-- BEGIN RECORDS SHOWN --

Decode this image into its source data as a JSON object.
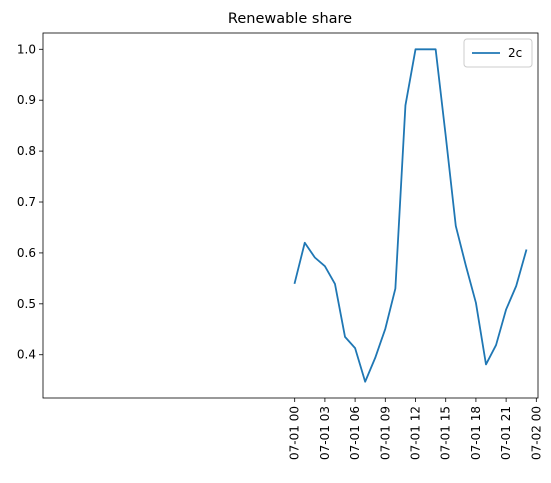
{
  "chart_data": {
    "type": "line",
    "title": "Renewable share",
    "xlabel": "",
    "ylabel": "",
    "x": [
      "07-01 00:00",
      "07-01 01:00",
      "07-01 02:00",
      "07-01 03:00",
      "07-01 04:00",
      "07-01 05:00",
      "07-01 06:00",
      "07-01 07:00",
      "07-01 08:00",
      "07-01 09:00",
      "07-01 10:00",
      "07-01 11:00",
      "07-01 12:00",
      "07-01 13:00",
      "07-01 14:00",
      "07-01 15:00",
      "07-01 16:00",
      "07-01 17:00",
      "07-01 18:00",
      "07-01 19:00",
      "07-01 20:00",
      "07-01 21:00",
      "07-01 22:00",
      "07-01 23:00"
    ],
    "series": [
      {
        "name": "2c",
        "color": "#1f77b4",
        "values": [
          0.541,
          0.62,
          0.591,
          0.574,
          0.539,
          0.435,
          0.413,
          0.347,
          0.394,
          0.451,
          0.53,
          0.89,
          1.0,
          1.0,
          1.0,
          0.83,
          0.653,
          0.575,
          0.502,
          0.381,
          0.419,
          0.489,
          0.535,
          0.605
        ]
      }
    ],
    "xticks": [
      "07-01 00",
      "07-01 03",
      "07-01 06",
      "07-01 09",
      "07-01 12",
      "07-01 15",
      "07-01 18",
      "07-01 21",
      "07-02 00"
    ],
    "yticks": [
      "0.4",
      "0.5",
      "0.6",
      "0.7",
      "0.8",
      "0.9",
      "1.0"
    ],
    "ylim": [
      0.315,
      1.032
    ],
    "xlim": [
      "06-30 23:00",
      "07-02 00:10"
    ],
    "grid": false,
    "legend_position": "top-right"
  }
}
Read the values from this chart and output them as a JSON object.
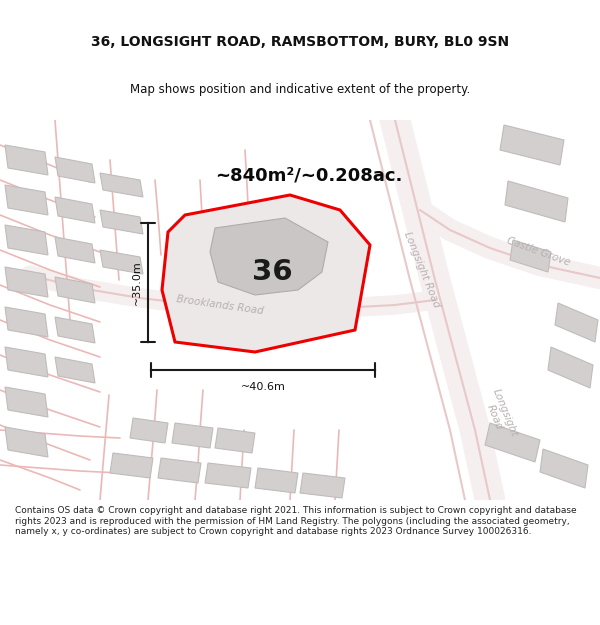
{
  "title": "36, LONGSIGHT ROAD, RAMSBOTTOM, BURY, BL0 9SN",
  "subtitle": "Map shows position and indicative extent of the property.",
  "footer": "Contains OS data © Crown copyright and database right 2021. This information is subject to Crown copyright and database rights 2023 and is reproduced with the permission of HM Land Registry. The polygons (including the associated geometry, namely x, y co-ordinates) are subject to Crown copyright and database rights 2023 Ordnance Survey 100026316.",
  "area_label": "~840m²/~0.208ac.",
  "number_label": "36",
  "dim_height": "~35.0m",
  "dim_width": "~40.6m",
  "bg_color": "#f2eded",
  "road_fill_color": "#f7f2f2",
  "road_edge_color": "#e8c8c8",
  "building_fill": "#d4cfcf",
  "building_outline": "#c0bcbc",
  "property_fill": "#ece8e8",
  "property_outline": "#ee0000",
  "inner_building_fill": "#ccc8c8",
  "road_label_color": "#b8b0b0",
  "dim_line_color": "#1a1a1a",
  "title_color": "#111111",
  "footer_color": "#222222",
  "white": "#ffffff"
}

-- END RECORDS SHOWN --

= DIRECTIVE =
Reproduce exactly the lines from the one with "Read the values" to the bottom of the listing, both ends included, and nothing else. Skip the pictures.

= THE SOLUTION =
Read the values from this chart and output them as a JSON object.
{
  "title": "36, LONGSIGHT ROAD, RAMSBOTTOM, BURY, BL0 9SN",
  "subtitle": "Map shows position and indicative extent of the property.",
  "footer": "Contains OS data © Crown copyright and database right 2021. This information is subject to Crown copyright and database rights 2023 and is reproduced with the permission of HM Land Registry. The polygons (including the associated geometry, namely x, y co-ordinates) are subject to Crown copyright and database rights 2023 Ordnance Survey 100026316.",
  "area_label": "~840m²/~0.208ac.",
  "number_label": "36",
  "dim_height": "~35.0m",
  "dim_width": "~40.6m",
  "bg_color": "#f2eded",
  "road_fill_color": "#f7f2f2",
  "road_edge_color": "#e8c8c8",
  "building_fill": "#d4cfcf",
  "building_outline": "#c0bcbc",
  "property_fill": "#ece8e8",
  "property_outline": "#ee0000",
  "inner_building_fill": "#ccc8c8",
  "road_label_color": "#b8b0b0",
  "dim_line_color": "#1a1a1a",
  "title_color": "#111111",
  "footer_color": "#222222",
  "white": "#ffffff"
}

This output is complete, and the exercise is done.